• **Aim of the task**: Return all of the lines below exactly as they are.

#### Data supplied

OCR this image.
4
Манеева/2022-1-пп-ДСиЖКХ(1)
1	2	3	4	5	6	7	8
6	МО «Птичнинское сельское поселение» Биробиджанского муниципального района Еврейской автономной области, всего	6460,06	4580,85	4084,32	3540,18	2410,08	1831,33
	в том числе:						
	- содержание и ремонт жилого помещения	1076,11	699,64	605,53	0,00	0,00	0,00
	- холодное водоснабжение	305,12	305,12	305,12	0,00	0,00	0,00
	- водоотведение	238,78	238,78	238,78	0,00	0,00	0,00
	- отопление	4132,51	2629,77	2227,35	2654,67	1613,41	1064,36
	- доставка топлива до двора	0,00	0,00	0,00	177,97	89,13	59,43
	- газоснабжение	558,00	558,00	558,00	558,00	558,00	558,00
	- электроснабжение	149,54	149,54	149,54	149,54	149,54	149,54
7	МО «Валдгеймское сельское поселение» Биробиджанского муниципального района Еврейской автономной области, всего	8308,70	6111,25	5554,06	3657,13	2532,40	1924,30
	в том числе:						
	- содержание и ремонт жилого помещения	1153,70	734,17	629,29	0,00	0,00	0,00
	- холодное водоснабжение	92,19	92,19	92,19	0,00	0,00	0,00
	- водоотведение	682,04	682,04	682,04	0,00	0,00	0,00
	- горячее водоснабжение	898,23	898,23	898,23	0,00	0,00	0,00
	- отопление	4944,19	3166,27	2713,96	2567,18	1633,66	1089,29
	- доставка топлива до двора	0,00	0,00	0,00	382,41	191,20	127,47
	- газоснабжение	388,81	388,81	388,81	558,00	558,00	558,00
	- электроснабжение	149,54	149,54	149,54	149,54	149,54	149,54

########

• **Expected output**:
OCR this image.
4
Манеева/2022-1-пп-ДСиЖКХ(1)
1	2	3	4	5	6	7	8
6	МО «Птичнинское сельское поселение» Биробиджанского муниципального района Еврейской автономной области, всего	6460,06	4580,85	4084,32	3540,18	2410,08	1831,33
	в том числе:						
	- содержание и ремонт жилого помещения	1076,11	699,64	605,53	0,00	0,00	0,00
	- холодное водоснабжение	305,12	305,12	305,12	0,00	0,00	0,00
	- водоотведение	238,78	238,78	238,78	0,00	0,00	0,00
	- отопление	4132,51	2629,77	2227,35	2654,67	1613,41	1064,36
	- доставка топлива до двора	0,00	0,00	0,00	177,97	89,13	59,43
	- газоснабжение	558,00	558,00	558,00	558,00	558,00	558,00
	- электроснабжение	149,54	149,54	149,54	149,54	149,54	149,54
7	МО «Валдгеймское сельское поселение» Биробиджанского муниципального района Еврейской автономной области, всего	8308,70	6111,25	5554,06	3657,13	2532,40	1924,30
	в том числе:						
	- содержание и ремонт жилого помещения	1153,70	734,17	629,29	0,00	0,00	0,00
	- холодное водоснабжение	92,19	92,19	92,19	0,00	0,00	0,00
	- водоотведение	682,04	682,04	682,04	0,00	0,00	0,00
	- горячее водоснабжение	898,23	898,23	898,23	0,00	0,00	0,00
	- отопление	4944,19	3166,27	2713,96	2567,18	1633,66	1089,29
	- доставка топлива до двора	0,00	0,00	0,00	382,41	191,20	127,47
	- газоснабжение	388,81	388,81	388,81	558,00	558,00	558,00
	- электроснабжение	149,54	149,54	149,54	149,54	149,54	149,54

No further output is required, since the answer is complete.